## What to do
Find how many lines of the listing below include the word "this", then report the number by itself.

## Recorded data

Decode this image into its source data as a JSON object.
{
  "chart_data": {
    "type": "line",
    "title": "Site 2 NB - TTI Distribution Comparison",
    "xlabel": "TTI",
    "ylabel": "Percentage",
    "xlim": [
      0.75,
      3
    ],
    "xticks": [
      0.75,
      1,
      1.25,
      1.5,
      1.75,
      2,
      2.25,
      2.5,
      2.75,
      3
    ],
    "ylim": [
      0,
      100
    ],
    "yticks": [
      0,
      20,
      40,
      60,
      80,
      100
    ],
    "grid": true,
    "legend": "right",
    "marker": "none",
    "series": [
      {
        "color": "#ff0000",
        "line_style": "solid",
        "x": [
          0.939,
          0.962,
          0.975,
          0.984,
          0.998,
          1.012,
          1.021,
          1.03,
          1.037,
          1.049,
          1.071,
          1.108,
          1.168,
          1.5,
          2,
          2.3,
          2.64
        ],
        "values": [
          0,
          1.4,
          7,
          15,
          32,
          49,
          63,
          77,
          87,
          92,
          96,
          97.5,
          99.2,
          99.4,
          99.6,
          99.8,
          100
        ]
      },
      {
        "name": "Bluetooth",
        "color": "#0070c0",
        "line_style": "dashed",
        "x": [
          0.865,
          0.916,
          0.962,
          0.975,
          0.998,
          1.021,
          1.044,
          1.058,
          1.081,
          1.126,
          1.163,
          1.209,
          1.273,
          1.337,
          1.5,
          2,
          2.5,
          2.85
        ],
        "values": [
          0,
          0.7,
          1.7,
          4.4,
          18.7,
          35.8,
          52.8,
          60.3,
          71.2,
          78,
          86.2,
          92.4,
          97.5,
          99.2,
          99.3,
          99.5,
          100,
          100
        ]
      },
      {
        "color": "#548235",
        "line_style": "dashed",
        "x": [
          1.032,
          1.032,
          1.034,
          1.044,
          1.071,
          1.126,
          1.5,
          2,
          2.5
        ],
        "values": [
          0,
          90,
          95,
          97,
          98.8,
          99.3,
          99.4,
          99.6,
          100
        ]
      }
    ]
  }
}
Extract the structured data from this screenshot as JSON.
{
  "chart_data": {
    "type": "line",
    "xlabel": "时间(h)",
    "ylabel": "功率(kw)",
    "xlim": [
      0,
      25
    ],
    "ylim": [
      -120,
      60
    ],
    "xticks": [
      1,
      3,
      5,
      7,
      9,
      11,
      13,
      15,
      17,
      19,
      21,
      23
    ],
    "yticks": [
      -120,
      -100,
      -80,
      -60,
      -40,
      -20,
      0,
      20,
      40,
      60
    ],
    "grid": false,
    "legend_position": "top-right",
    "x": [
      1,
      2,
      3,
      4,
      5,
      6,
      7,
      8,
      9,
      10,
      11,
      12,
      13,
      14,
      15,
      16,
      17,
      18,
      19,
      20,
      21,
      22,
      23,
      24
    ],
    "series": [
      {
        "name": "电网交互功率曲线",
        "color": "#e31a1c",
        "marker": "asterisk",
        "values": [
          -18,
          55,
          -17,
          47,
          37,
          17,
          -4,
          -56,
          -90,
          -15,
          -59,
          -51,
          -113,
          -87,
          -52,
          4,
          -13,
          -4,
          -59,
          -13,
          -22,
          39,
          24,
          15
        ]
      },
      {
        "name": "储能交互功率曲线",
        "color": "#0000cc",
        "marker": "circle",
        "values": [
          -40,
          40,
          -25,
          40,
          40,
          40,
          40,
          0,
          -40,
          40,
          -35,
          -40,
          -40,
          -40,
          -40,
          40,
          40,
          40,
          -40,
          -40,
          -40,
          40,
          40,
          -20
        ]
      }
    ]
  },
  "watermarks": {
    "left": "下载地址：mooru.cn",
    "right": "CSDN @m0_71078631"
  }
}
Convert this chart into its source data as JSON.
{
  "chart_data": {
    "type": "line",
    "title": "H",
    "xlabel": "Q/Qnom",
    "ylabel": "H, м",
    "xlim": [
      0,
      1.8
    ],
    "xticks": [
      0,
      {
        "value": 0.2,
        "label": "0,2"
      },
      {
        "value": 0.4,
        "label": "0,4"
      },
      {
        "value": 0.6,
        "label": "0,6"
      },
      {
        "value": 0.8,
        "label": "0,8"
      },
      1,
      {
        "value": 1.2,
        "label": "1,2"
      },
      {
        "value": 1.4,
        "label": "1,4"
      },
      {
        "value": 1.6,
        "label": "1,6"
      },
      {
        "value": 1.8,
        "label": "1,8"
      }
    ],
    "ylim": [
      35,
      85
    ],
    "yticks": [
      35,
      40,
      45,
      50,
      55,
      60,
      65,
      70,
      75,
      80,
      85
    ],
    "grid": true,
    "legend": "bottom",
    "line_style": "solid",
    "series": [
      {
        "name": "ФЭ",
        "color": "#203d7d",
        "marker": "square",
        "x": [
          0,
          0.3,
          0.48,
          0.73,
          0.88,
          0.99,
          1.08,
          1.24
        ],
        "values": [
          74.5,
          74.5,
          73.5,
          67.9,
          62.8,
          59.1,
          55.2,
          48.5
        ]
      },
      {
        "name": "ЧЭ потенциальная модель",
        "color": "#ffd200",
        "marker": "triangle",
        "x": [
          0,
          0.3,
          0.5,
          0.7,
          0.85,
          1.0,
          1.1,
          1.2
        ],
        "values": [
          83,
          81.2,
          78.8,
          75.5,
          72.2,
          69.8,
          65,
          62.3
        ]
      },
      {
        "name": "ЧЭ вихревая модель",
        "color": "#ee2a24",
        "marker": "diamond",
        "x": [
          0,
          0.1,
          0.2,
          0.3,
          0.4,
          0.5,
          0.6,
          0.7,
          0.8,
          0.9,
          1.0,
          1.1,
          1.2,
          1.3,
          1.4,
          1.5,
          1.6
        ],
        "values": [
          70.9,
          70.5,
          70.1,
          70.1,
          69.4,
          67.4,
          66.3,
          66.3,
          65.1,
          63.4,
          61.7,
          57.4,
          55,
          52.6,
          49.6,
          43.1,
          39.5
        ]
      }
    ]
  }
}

---

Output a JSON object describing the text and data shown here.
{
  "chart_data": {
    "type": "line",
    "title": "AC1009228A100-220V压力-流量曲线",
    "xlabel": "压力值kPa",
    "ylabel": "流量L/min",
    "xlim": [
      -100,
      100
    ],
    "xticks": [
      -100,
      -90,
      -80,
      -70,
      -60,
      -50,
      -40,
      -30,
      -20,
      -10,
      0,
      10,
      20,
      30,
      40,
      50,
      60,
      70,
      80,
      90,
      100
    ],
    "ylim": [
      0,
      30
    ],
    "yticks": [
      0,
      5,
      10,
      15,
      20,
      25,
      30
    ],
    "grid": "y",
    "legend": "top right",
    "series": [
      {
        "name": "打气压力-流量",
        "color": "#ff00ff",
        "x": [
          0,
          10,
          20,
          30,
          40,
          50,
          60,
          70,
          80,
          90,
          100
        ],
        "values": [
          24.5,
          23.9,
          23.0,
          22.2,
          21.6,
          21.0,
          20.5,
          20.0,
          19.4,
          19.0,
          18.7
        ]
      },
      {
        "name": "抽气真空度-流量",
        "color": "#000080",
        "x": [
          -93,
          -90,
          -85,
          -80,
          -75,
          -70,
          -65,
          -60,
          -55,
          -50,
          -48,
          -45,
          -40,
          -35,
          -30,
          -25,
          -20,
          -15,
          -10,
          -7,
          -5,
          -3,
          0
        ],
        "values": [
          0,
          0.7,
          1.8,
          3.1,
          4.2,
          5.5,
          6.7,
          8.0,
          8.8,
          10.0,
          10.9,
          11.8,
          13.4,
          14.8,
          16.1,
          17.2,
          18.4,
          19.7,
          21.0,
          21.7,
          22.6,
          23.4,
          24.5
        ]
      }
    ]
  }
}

## Reply
3